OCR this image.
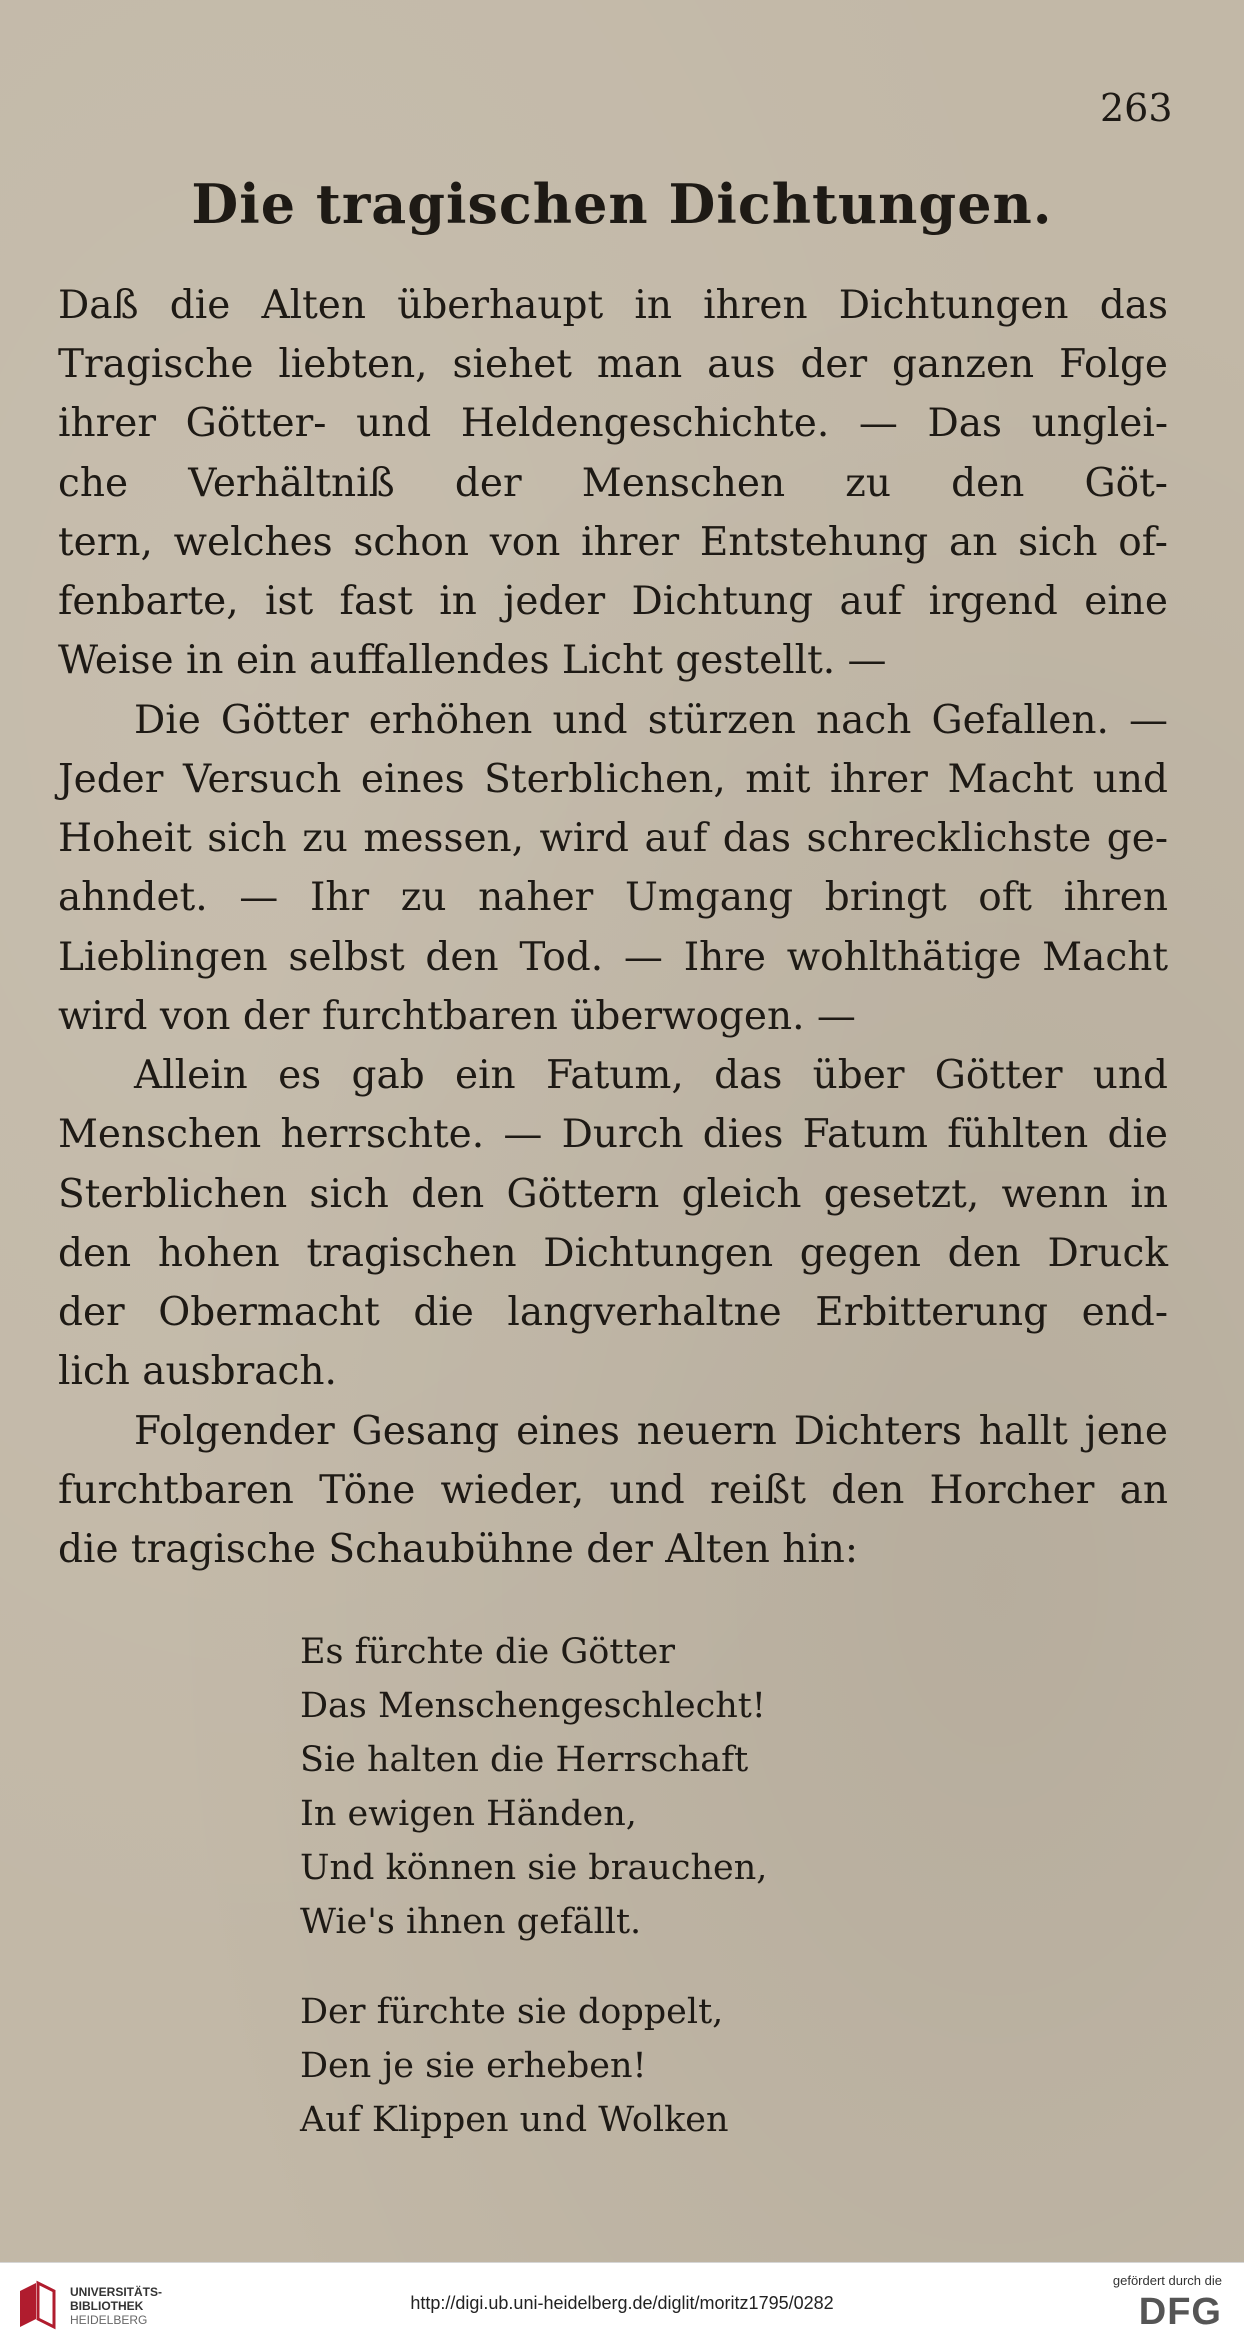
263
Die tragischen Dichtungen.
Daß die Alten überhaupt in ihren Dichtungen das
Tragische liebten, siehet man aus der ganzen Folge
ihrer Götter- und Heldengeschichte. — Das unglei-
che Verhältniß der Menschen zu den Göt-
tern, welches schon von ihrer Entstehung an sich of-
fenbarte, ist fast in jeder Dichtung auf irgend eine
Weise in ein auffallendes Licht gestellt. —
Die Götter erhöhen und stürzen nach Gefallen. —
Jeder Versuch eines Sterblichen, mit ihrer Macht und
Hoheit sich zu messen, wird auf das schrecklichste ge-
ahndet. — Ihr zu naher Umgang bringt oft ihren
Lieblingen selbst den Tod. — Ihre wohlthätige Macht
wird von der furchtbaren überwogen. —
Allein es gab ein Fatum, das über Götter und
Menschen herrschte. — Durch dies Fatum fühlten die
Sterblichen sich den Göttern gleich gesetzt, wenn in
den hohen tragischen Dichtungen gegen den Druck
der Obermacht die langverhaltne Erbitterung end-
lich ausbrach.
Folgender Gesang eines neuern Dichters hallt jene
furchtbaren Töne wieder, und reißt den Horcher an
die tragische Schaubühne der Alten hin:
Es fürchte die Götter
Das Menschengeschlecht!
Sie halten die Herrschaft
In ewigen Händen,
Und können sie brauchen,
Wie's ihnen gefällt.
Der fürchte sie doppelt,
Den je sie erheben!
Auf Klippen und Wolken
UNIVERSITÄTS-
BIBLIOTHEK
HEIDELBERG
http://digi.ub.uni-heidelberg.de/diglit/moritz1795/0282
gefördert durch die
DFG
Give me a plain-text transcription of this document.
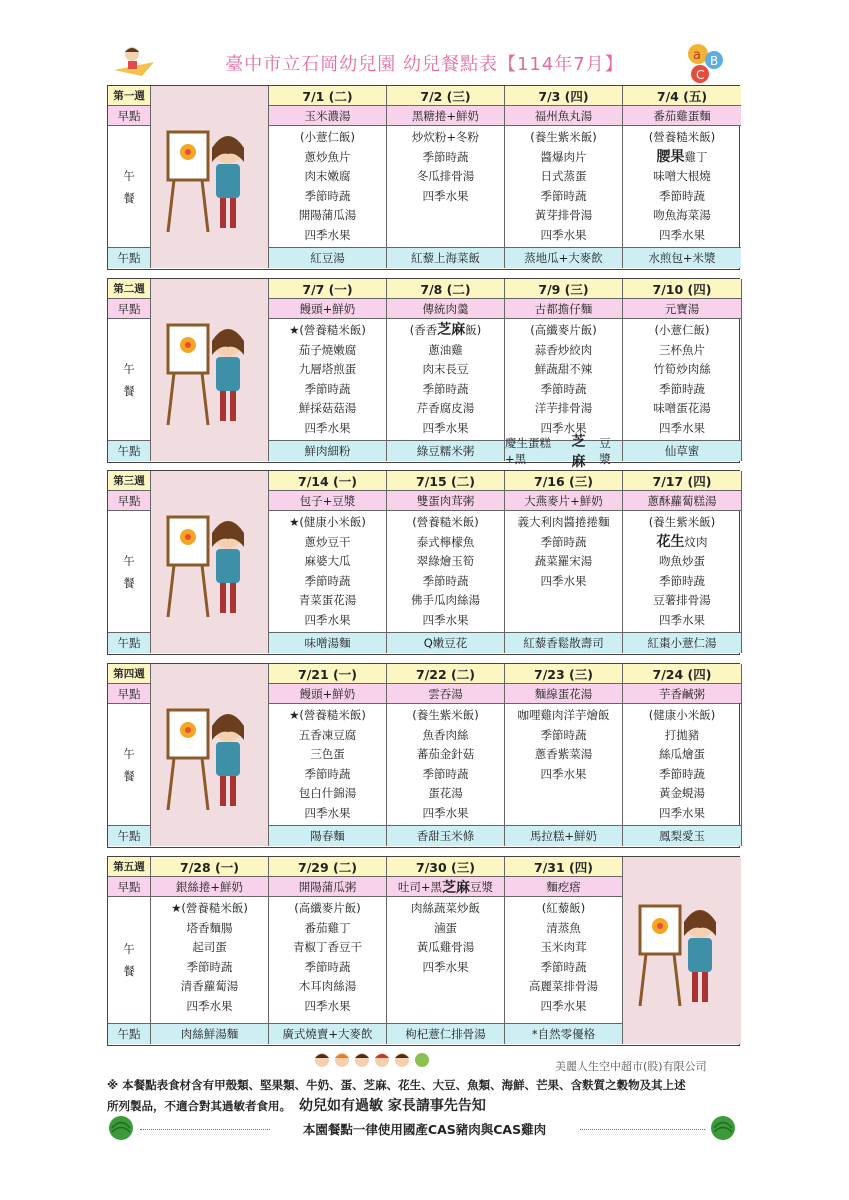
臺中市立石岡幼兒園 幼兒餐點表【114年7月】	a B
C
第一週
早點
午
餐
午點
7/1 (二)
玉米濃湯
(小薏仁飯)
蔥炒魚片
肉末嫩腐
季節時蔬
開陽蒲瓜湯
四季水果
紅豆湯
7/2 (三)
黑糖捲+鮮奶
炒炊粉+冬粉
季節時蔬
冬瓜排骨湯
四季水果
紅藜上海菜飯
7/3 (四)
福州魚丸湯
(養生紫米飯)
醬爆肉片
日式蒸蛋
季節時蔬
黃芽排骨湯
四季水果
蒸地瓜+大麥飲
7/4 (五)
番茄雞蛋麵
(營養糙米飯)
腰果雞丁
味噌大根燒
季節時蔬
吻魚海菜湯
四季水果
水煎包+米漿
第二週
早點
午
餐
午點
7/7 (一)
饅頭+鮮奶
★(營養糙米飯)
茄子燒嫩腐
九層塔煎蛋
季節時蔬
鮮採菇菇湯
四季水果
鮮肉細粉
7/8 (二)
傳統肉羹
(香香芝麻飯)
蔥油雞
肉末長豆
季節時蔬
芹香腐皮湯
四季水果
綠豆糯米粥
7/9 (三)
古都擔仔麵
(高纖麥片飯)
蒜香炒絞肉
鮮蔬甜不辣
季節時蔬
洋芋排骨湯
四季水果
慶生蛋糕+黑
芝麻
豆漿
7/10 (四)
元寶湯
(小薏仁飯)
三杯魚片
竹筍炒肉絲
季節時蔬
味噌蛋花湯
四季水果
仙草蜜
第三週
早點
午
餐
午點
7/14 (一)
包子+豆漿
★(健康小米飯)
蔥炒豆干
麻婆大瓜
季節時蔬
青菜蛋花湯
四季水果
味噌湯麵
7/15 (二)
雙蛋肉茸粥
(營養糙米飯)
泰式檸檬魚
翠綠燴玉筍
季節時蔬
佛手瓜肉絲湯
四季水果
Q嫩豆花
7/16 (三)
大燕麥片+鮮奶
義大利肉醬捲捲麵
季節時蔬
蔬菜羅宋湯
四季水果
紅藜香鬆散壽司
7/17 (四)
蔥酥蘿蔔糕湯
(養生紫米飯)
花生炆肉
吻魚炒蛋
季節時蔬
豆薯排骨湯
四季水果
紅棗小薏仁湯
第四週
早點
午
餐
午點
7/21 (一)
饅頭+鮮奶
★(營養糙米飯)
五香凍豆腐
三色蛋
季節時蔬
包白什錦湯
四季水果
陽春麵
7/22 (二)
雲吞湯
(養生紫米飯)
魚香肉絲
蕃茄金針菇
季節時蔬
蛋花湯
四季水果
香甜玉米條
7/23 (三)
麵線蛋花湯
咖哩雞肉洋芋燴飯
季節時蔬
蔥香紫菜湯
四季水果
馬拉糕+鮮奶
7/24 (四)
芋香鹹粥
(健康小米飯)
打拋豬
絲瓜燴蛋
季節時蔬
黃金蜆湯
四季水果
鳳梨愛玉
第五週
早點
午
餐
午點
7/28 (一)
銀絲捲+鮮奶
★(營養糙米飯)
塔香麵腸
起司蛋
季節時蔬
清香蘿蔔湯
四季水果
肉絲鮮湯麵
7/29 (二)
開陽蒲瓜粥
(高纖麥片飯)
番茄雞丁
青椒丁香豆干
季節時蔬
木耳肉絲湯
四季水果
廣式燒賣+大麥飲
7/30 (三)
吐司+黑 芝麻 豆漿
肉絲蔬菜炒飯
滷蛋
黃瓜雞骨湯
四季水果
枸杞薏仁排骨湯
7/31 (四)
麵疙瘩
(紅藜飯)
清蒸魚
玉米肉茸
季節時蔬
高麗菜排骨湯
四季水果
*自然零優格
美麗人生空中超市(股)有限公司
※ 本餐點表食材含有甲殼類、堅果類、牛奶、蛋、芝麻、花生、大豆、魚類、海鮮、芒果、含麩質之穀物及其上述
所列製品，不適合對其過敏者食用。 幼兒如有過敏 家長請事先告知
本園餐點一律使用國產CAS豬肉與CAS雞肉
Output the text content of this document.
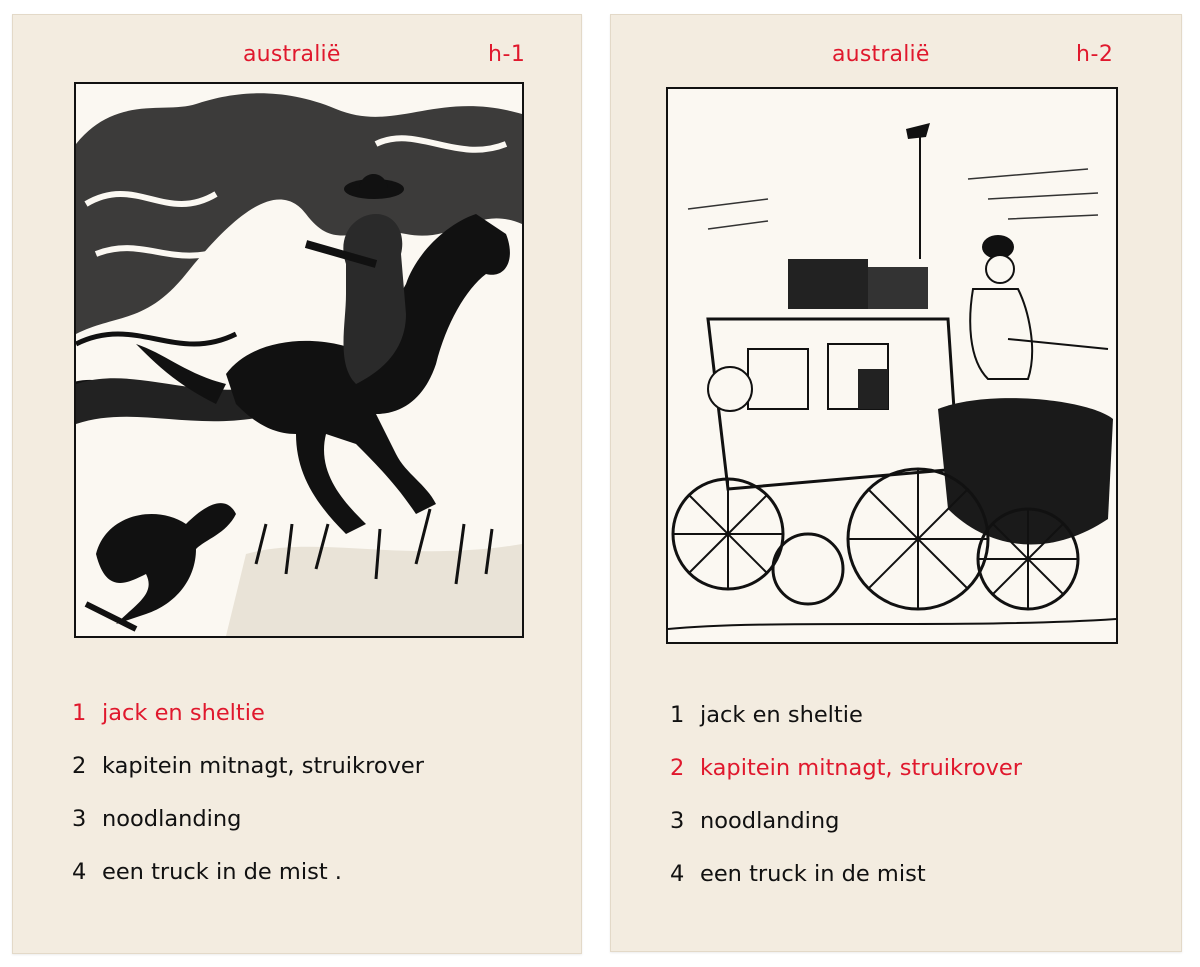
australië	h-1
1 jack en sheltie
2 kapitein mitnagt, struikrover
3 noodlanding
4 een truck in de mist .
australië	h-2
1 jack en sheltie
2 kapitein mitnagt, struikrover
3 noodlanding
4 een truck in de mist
◇ ◇ ◇
* **Problem requirements**: Reproduce the material in its entirety and word for word, without the pictures.

* **Finished task**:
OCR this image.
263
Die tragischen Dichtungen.
Daß die Alten überhaupt in ihren Dichtungen das
Tragische liebten, siehet man aus der ganzen Folge
ihrer Götter- und Heldengeschichte. — Das unglei-
che Verhältniß der Menschen zu den Göt-
tern, welches schon von ihrer Entstehung an sich of-
fenbarte, ist fast in jeder Dichtung auf irgend eine
Weise in ein auffallendes Licht gestellt. —
Die Götter erhöhen und stürzen nach Gefallen. —
Jeder Versuch eines Sterblichen, mit ihrer Macht und
Hoheit sich zu messen, wird auf das schrecklichste ge-
ahndet. — Ihr zu naher Umgang bringt oft ihren
Lieblingen selbst den Tod. — Ihre wohlthätige Macht
wird von der furchtbaren überwogen. —
Allein es gab ein Fatum, das über Götter und
Menschen herrschte. — Durch dies Fatum fühlten die
Sterblichen sich den Göttern gleich gesetzt, wenn in
den hohen tragischen Dichtungen gegen den Druck
der Obermacht die langverhaltne Erbitterung end-
lich ausbrach.
Folgender Gesang eines neuern Dichters hallt jene
furchtbaren Töne wieder, und reißt den Horcher an
die tragische Schaubühne der Alten hin:
Es fürchte die Götter
Das Menschengeschlecht!
Sie halten die Herrschaft
In ewigen Händen,
Und können sie brauchen,
Wie's ihnen gefällt.
Der fürchte sie doppelt,
Den je sie erheben!
Auf Klippen und Wolken
UNIVERSITÄTS-
BIBLIOTHEK
HEIDELBERG
http://digi.ub.uni-heidelberg.de/diglit/moritz1795/0282
gefördert durch die
DFG
Give me a plain-text transcription of this document.
臺中市立石岡幼兒園 幼兒餐點表【114年7月】	a B
C
第一週
早點
午
餐
午點
7/1 (二)
玉米濃湯
(小薏仁飯)
蔥炒魚片
肉末嫩腐
季節時蔬
開陽蒲瓜湯
四季水果
紅豆湯
7/2 (三)
黑糖捲+鮮奶
炒炊粉+冬粉
季節時蔬
冬瓜排骨湯
四季水果
紅藜上海菜飯
7/3 (四)
福州魚丸湯
(養生紫米飯)
醬爆肉片
日式蒸蛋
季節時蔬
黃芽排骨湯
四季水果
蒸地瓜+大麥飲
7/4 (五)
番茄雞蛋麵
(營養糙米飯)
腰果雞丁
味噌大根燒
季節時蔬
吻魚海菜湯
四季水果
水煎包+米漿
第二週
早點
午
餐
午點
7/7 (一)
饅頭+鮮奶
★(營養糙米飯)
茄子燒嫩腐
九層塔煎蛋
季節時蔬
鮮採菇菇湯
四季水果
鮮肉細粉
7/8 (二)
傳統肉羹
(香香芝麻飯)
蔥油雞
肉末長豆
季節時蔬
芹香腐皮湯
四季水果
綠豆糯米粥
7/9 (三)
古都擔仔麵
(高纖麥片飯)
蒜香炒絞肉
鮮蔬甜不辣
季節時蔬
洋芋排骨湯
四季水果
慶生蛋糕+黑
芝麻
豆漿
7/10 (四)
元寶湯
(小薏仁飯)
三杯魚片
竹筍炒肉絲
季節時蔬
味噌蛋花湯
四季水果
仙草蜜
第三週
早點
午
餐
午點
7/14 (一)
包子+豆漿
★(健康小米飯)
蔥炒豆干
麻婆大瓜
季節時蔬
青菜蛋花湯
四季水果
味噌湯麵
7/15 (二)
雙蛋肉茸粥
(營養糙米飯)
泰式檸檬魚
翠綠燴玉筍
季節時蔬
佛手瓜肉絲湯
四季水果
Q嫩豆花
7/16 (三)
大燕麥片+鮮奶
義大利肉醬捲捲麵
季節時蔬
蔬菜羅宋湯
四季水果
紅藜香鬆散壽司
7/17 (四)
蔥酥蘿蔔糕湯
(養生紫米飯)
花生炆肉
吻魚炒蛋
季節時蔬
豆薯排骨湯
四季水果
紅棗小薏仁湯
第四週
早點
午
餐
午點
7/21 (一)
饅頭+鮮奶
★(營養糙米飯)
五香凍豆腐
三色蛋
季節時蔬
包白什錦湯
四季水果
陽春麵
7/22 (二)
雲吞湯
(養生紫米飯)
魚香肉絲
蕃茄金針菇
季節時蔬
蛋花湯
四季水果
香甜玉米條
7/23 (三)
麵線蛋花湯
咖哩雞肉洋芋燴飯
季節時蔬
蔥香紫菜湯
四季水果
馬拉糕+鮮奶
7/24 (四)
芋香鹹粥
(健康小米飯)
打拋豬
絲瓜燴蛋
季節時蔬
黃金蜆湯
四季水果
鳳梨愛玉
第五週
早點
午
餐
午點
7/28 (一)
銀絲捲+鮮奶
★(營養糙米飯)
塔香麵腸
起司蛋
季節時蔬
清香蘿蔔湯
四季水果
肉絲鮮湯麵
7/29 (二)
開陽蒲瓜粥
(高纖麥片飯)
番茄雞丁
青椒丁香豆干
季節時蔬
木耳肉絲湯
四季水果
廣式燒賣+大麥飲
7/30 (三)
吐司+黑 芝麻 豆漿
肉絲蔬菜炒飯
滷蛋
黃瓜雞骨湯
四季水果
枸杞薏仁排骨湯
7/31 (四)
麵疙瘩
(紅藜飯)
清蒸魚
玉米肉茸
季節時蔬
高麗菜排骨湯
四季水果
*自然零優格
美麗人生空中超市(股)有限公司
※ 本餐點表食材含有甲殼類、堅果類、牛奶、蛋、芝麻、花生、大豆、魚類、海鮮、芒果、含麩質之穀物及其上述
所列製品，不適合對其過敏者食用。 幼兒如有過敏 家長請事先告知
本園餐點一律使用國產CAS豬肉與CAS雞肉
Output the text content of this document.
australië	h-1
1 jack en sheltie
2 kapitein mitnagt, struikrover
3 noodlanding
4 een truck in de mist .
australië	h-2
1 jack en sheltie
2 kapitein mitnagt, struikrover
3 noodlanding
4 een truck in de mist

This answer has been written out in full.